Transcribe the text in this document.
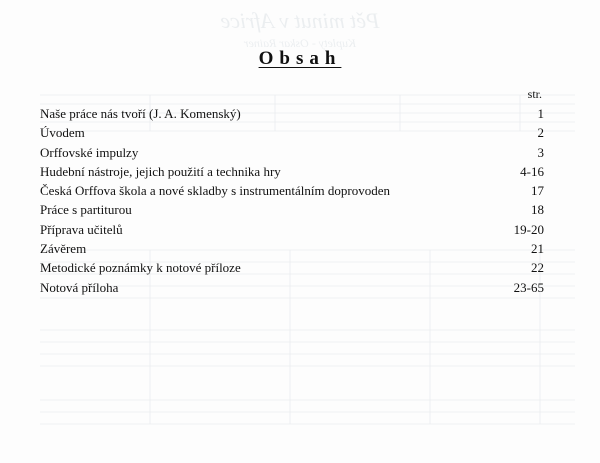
Pět minut v Africe
Kuplety - Oskar Rainer
Obsah
str.
Naše práce nás tvoří (J. A. Komenský)	1
Úvodem	2
Orffovské impulzy	3
Hudební nástroje, jejich použití a technika hry	4-16
Česká Orffova škola a nové skladby s instrumentálním doprovoden	17
Práce s partiturou	18
Příprava učitelů	19-20
Závěrem	21
Metodické poznámky k notové příloze	22
Notová příloha	23-65
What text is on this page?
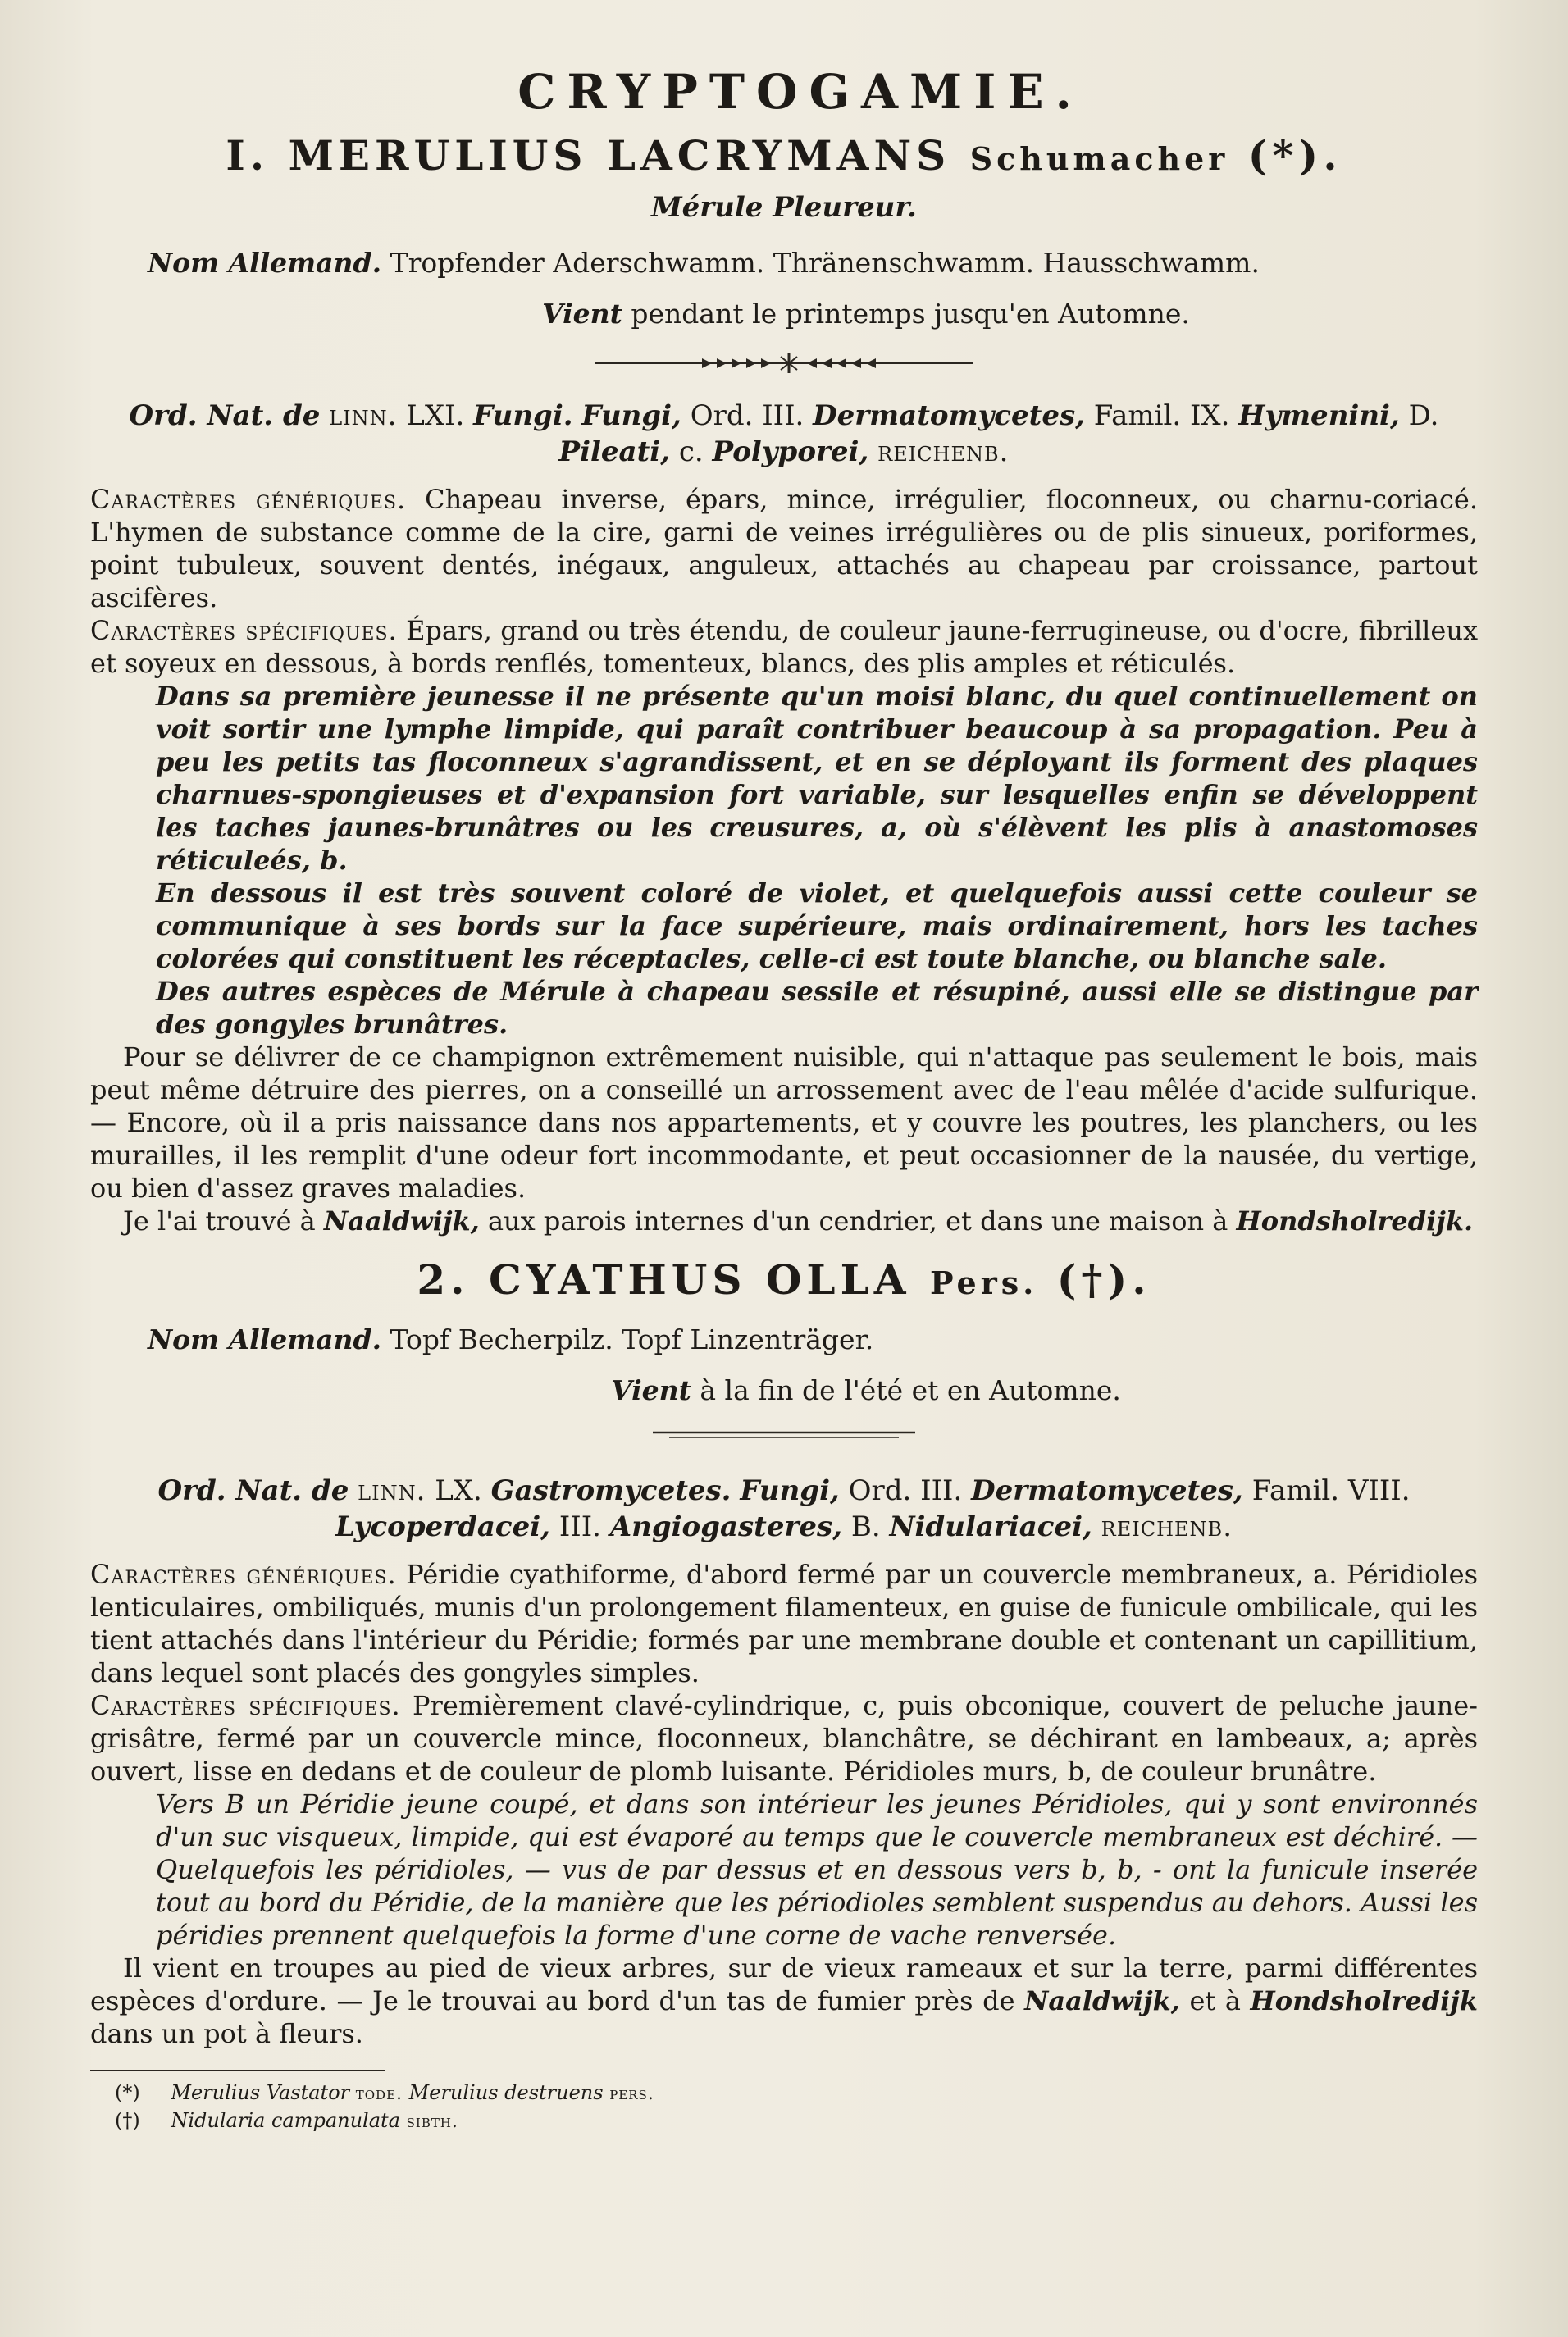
CRYPTOGAMIE.
I. MERULIUS LACRYMANS Schumacher (*).
Mérule Pleureur.
Nom Allemand. Tropfender Aderschwamm. Thränenschwamm. Hausschwamm.
Vient pendant le printemps jusqu'en Automne.
Ord. Nat. de linn. LXI. Fungi. Fungi, Ord. III. Dermatomycetes, Famil. IX. Hymenini, D.
Pileati, c. Polyporei, reichenb.

Caractères génériques. Chapeau inverse, épars, mince, irrégulier, floconneux, ou charnu-coriacé. L'hymen de substance comme de la cire, garni de veines irrégulières ou de plis sinueux, poriformes, point tubuleux, souvent dentés, inégaux, anguleux, attachés au chapeau par croissance, partout ascifères.

Caractères spécifiques. Épars, grand ou très étendu, de couleur jaune-ferrugineuse, ou d'ocre, fibrilleux et soyeux en dessous, à bords renflés, tomenteux, blancs, des plis amples et réticulés.

Dans sa première jeunesse il ne présente qu'un moisi blanc, du quel continuellement on voit sortir une lymphe limpide, qui paraît contribuer beaucoup à sa propagation. Peu à peu les petits tas floconneux s'agrandissent, et en se déployant ils forment des plaques charnues-spongieuses et d'expansion fort variable, sur lesquelles enfin se développent les taches jaunes-brunâtres ou les creusures, a, où s'élèvent les plis à anastomoses réticuleés, b.

En dessous il est très souvent coloré de violet, et quelquefois aussi cette couleur se communique à ses bords sur la face supérieure, mais ordinairement, hors les taches colorées qui constituent les réceptacles, celle-ci est toute blanche, ou blanche sale.

Des autres espèces de Mérule à chapeau sessile et résupiné, aussi elle se distingue par des gongyles brunâtres.

Pour se délivrer de ce champignon extrêmement nuisible, qui n'attaque pas seulement le bois, mais peut même détruire des pierres, on a conseillé un arrossement avec de l'eau mêlée d'acide sulfurique. — Encore, où il a pris naissance dans nos appartements, et y couvre les poutres, les planchers, ou les murailles, il les remplit d'une odeur fort incommodante, et peut occasionner de la nausée, du vertige, ou bien d'assez graves maladies.

Je l'ai trouvé à Naaldwijk, aux parois internes d'un cendrier, et dans une maison à Hondsholredijk.

2. CYATHUS OLLA Pers. (†).
Nom Allemand. Topf Becherpilz. Topf Linzenträger.
Vient à la fin de l'été et en Automne.
Ord. Nat. de linn. LX. Gastromycetes. Fungi, Ord. III. Dermatomycetes, Famil. VIII.
Lycoperdacei, III. Angiogasteres, B. Nidulariacei, reichenb.

Caractères génériques. Péridie cyathiforme, d'abord fermé par un couvercle membraneux, a. Péridioles lenticulaires, ombiliqués, munis d'un prolongement filamenteux, en guise de funicule ombilicale, qui les tient attachés dans l'intérieur du Péridie; formés par une membrane double et contenant un capillitium, dans lequel sont placés des gongyles simples.

Caractères spécifiques. Premièrement clavé-cylindrique, c, puis obconique, couvert de peluche jaune-grisâtre, fermé par un couvercle mince, floconneux, blanchâtre, se déchirant en lambeaux, a; après ouvert, lisse en dedans et de couleur de plomb luisante. Péridioles murs, b, de couleur brunâtre.

Vers B un Péridie jeune coupé, et dans son intérieur les jeunes Péridioles, qui y sont environnés d'un suc visqueux, limpide, qui est évaporé au temps que le couvercle membraneux est déchiré. — Quelquefois les péridioles, — vus de par dessus et en dessous vers b, b, - ont la funicule inserée tout au bord du Péridie, de la manière que les périodioles semblent suspendus au dehors. Aussi les péridies prennent quelquefois la forme d'une corne de vache renversée.

Il vient en troupes au pied de vieux arbres, sur de vieux rameaux et sur la terre, parmi différentes espèces d'ordure. — Je le trouvai au bord d'un tas de fumier près de Naaldwijk, et à Hondsholredijk dans un pot à fleurs.

(*) Merulius Vastator tode. Merulius destruens pers.

(†) Nidularia campanulata sibth.
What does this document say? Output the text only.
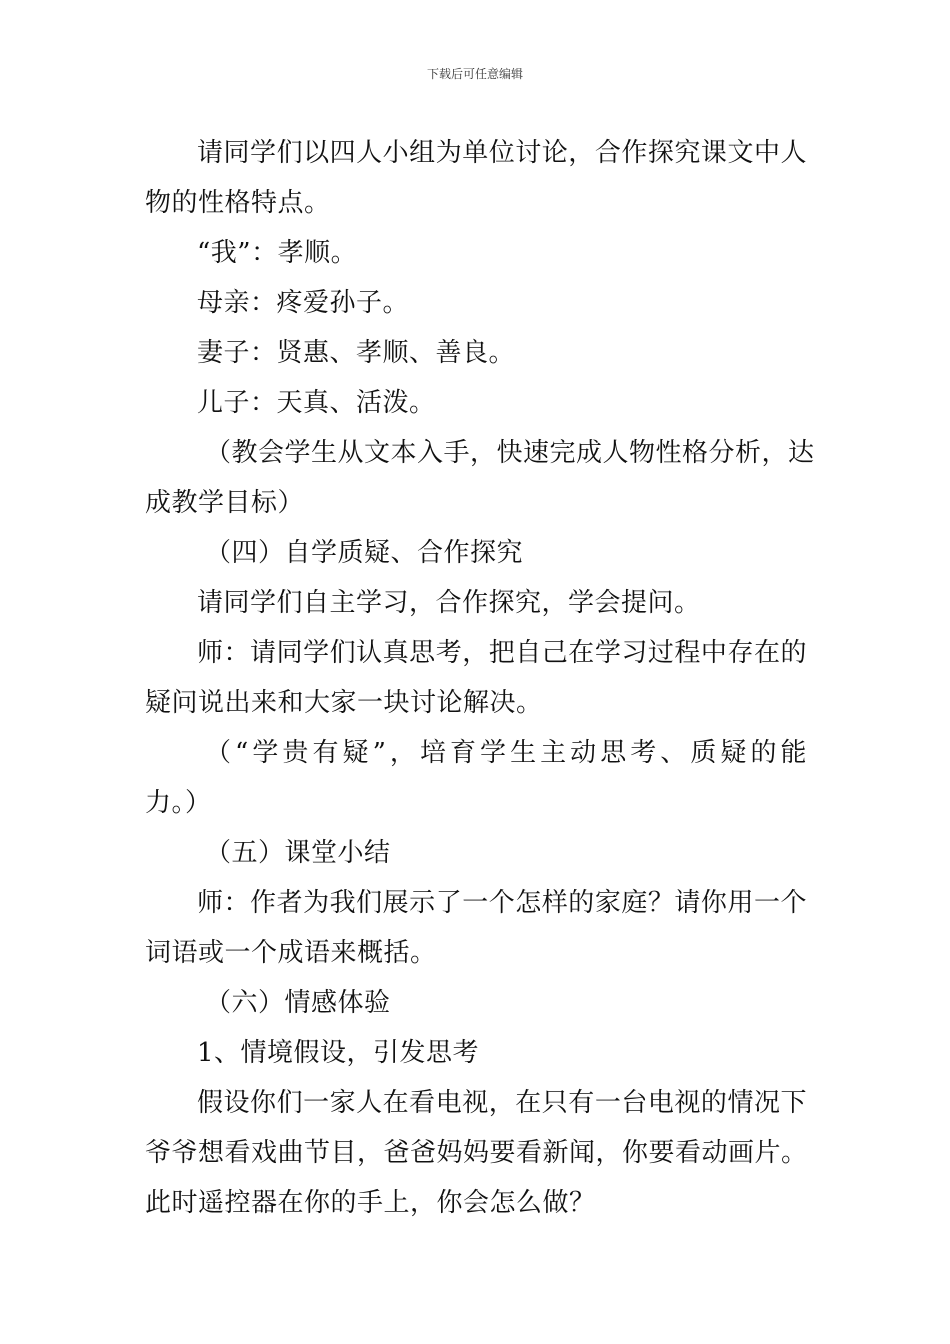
下载后可任意编辑
请同学们以四人小组为单位讨论，合作探究课文中人
物的性格特点。
“我”：孝顺。
母亲：疼爱孙子。
妻子：贤惠、孝顺、善良。
儿子：天真、活泼。
（教会学生从文本入手，快速完成人物性格分析，达
成教学目标）
（四）自学质疑、合作探究
请同学们自主学习，合作探究，学会提问。
师：请同学们认真思考，把自己在学习过程中存在的
疑问说出来和大家一块讨论解决。
（“学贵有疑”，培育学生主动思考、质疑的能
力。）
（五）课堂小结
师：作者为我们展示了一个怎样的家庭？请你用一个
词语或一个成语来概括。
（六）情感体验
1、情境假设，引发思考
假设你们一家人在看电视，在只有一台电视的情况下
爷爷想看戏曲节目，爸爸妈妈要看新闻，你要看动画片。
此时遥控器在你的手上，你会怎么做？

---

● What needs to be done: Transcribe all the records above word for word, without their images.

● Answer to this exercise:
Transcribe the text in this document.
Pět minut v Africe
Kuplety - Oskar Rainer
Obsah
str.
Naše práce nás tvoří (J. A. Komenský)	1
Úvodem	2
Orffovské impulzy	3
Hudební nástroje, jejich použití a technika hry	4-16
Česká Orffova škola a nové skladby s instrumentálním doprovoden	17
Práce s partiturou	18
Příprava učitelů	19-20
Závěrem	21
Metodické poznámky k notové příloze	22
Notová příloha	23-65
What text is on this page?
CRYPTOGAMIE.
I. MERULIUS LACRYMANS Schumacher (*).
Mérule Pleureur.
Nom Allemand. Tropfender Aderschwamm. Thränenschwamm. Hausschwamm.
Vient pendant le printemps jusqu'en Automne.
Ord. Nat. de linn. LXI. Fungi. Fungi, Ord. III. Dermatomycetes, Famil. IX. Hymenini, D.
Pileati, c. Polyporei, reichenb.

Caractères génériques. Chapeau inverse, épars, mince, irrégulier, floconneux, ou charnu-coriacé. L'hymen de substance comme de la cire, garni de veines irrégulières ou de plis sinueux, poriformes, point tubuleux, souvent dentés, inégaux, anguleux, attachés au chapeau par croissance, partout ascifères.

Caractères spécifiques. Épars, grand ou très étendu, de couleur jaune-ferrugineuse, ou d'ocre, fibrilleux et soyeux en dessous, à bords renflés, tomenteux, blancs, des plis amples et réticulés.

Dans sa première jeunesse il ne présente qu'un moisi blanc, du quel continuellement on voit sortir une lymphe limpide, qui paraît contribuer beaucoup à sa propagation. Peu à peu les petits tas floconneux s'agrandissent, et en se déployant ils forment des plaques charnues-spongieuses et d'expansion fort variable, sur lesquelles enfin se développent les taches jaunes-brunâtres ou les creusures, a, où s'élèvent les plis à anastomoses réticuleés, b.

En dessous il est très souvent coloré de violet, et quelquefois aussi cette couleur se communique à ses bords sur la face supérieure, mais ordinairement, hors les taches colorées qui constituent les réceptacles, celle-ci est toute blanche, ou blanche sale.

Des autres espèces de Mérule à chapeau sessile et résupiné, aussi elle se distingue par des gongyles brunâtres.

Pour se délivrer de ce champignon extrêmement nuisible, qui n'attaque pas seulement le bois, mais peut même détruire des pierres, on a conseillé un arrossement avec de l'eau mêlée d'acide sulfurique. — Encore, où il a pris naissance dans nos appartements, et y couvre les poutres, les planchers, ou les murailles, il les remplit d'une odeur fort incommodante, et peut occasionner de la nausée, du vertige, ou bien d'assez graves maladies.

Je l'ai trouvé à Naaldwijk, aux parois internes d'un cendrier, et dans une maison à Hondsholredijk.

2. CYATHUS OLLA Pers. (†).
Nom Allemand. Topf Becherpilz. Topf Linzenträger.
Vient à la fin de l'été et en Automne.
Ord. Nat. de linn. LX. Gastromycetes. Fungi, Ord. III. Dermatomycetes, Famil. VIII.
Lycoperdacei, III. Angiogasteres, B. Nidulariacei, reichenb.

Caractères génériques. Péridie cyathiforme, d'abord fermé par un couvercle membraneux, a. Péridioles lenticulaires, ombiliqués, munis d'un prolongement filamenteux, en guise de funicule ombilicale, qui les tient attachés dans l'intérieur du Péridie; formés par une membrane double et contenant un capillitium, dans lequel sont placés des gongyles simples.

Caractères spécifiques. Premièrement clavé-cylindrique, c, puis obconique, couvert de peluche jaune-grisâtre, fermé par un couvercle mince, floconneux, blanchâtre, se déchirant en lambeaux, a; après ouvert, lisse en dedans et de couleur de plomb luisante. Péridioles murs, b, de couleur brunâtre.

Vers B un Péridie jeune coupé, et dans son intérieur les jeunes Péridioles, qui y sont environnés d'un suc visqueux, limpide, qui est évaporé au temps que le couvercle membraneux est déchiré. — Quelquefois les péridioles, — vus de par dessus et en dessous vers b, b, - ont la funicule inserée tout au bord du Péridie, de la manière que les périodioles semblent suspendus au dehors. Aussi les péridies prennent quelquefois la forme d'une corne de vache renversée.

Il vient en troupes au pied de vieux arbres, sur de vieux rameaux et sur la terre, parmi différentes espèces d'ordure. — Je le trouvai au bord d'un tas de fumier près de Naaldwijk, et à Hondsholredijk dans un pot à fleurs.

(*) Merulius Vastator tode. Merulius destruens pers.

(†) Nidularia campanulata sibth.
What does this document say? Output the text only.
下载后可任意编辑
请同学们以四人小组为单位讨论，合作探究课文中人
物的性格特点。
“我”：孝顺。
母亲：疼爱孙子。
妻子：贤惠、孝顺、善良。
儿子：天真、活泼。
（教会学生从文本入手，快速完成人物性格分析，达
成教学目标）
（四）自学质疑、合作探究
请同学们自主学习，合作探究，学会提问。
师：请同学们认真思考，把自己在学习过程中存在的
疑问说出来和大家一块讨论解决。
（“学贵有疑”，培育学生主动思考、质疑的能
力。）
（五）课堂小结
师：作者为我们展示了一个怎样的家庭？请你用一个
词语或一个成语来概括。
（六）情感体验
1、情境假设，引发思考
假设你们一家人在看电视，在只有一台电视的情况下
爷爷想看戏曲节目，爸爸妈妈要看新闻，你要看动画片。
此时遥控器在你的手上，你会怎么做？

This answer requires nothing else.